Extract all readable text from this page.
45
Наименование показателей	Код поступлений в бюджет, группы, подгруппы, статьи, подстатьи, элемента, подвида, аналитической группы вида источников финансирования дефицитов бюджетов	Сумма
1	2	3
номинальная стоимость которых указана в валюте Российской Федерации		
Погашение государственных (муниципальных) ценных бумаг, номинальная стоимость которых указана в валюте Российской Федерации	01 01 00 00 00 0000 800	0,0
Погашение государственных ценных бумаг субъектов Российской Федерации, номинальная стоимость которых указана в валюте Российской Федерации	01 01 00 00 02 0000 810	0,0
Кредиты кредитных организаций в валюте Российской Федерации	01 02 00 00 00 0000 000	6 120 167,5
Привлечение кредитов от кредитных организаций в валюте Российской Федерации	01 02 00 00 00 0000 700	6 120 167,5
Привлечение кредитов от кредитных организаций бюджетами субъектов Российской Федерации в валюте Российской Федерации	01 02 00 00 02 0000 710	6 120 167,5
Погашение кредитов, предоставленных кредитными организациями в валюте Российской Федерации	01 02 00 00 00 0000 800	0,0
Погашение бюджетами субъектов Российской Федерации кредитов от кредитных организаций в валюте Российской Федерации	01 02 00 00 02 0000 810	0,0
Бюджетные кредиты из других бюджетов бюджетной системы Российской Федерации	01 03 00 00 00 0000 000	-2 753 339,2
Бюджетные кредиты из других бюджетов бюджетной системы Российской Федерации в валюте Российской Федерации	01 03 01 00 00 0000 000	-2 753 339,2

------------------------------

▶ **Exercise description**: Quote each line of the listing above exactly.

▶ **Solution for this problem**:
Extract all readable text from this page.
45
Наименование показателей	Код поступлений в бюджет, группы, подгруппы, статьи, подстатьи, элемента, подвида, аналитической группы вида источников финансирования дефицитов бюджетов	Сумма
1	2	3
номинальная стоимость которых указана в валюте Российской Федерации		
Погашение государственных (муниципальных) ценных бумаг, номинальная стоимость которых указана в валюте Российской Федерации	01 01 00 00 00 0000 800	0,0
Погашение государственных ценных бумаг субъектов Российской Федерации, номинальная стоимость которых указана в валюте Российской Федерации	01 01 00 00 02 0000 810	0,0
Кредиты кредитных организаций в валюте Российской Федерации	01 02 00 00 00 0000 000	6 120 167,5
Привлечение кредитов от кредитных организаций в валюте Российской Федерации	01 02 00 00 00 0000 700	6 120 167,5
Привлечение кредитов от кредитных организаций бюджетами субъектов Российской Федерации в валюте Российской Федерации	01 02 00 00 02 0000 710	6 120 167,5
Погашение кредитов, предоставленных кредитными организациями в валюте Российской Федерации	01 02 00 00 00 0000 800	0,0
Погашение бюджетами субъектов Российской Федерации кредитов от кредитных организаций в валюте Российской Федерации	01 02 00 00 02 0000 810	0,0
Бюджетные кредиты из других бюджетов бюджетной системы Российской Федерации	01 03 00 00 00 0000 000	-2 753 339,2
Бюджетные кредиты из других бюджетов бюджетной системы Российской Федерации в валюте Российской Федерации	01 03 01 00 00 0000 000	-2 753 339,2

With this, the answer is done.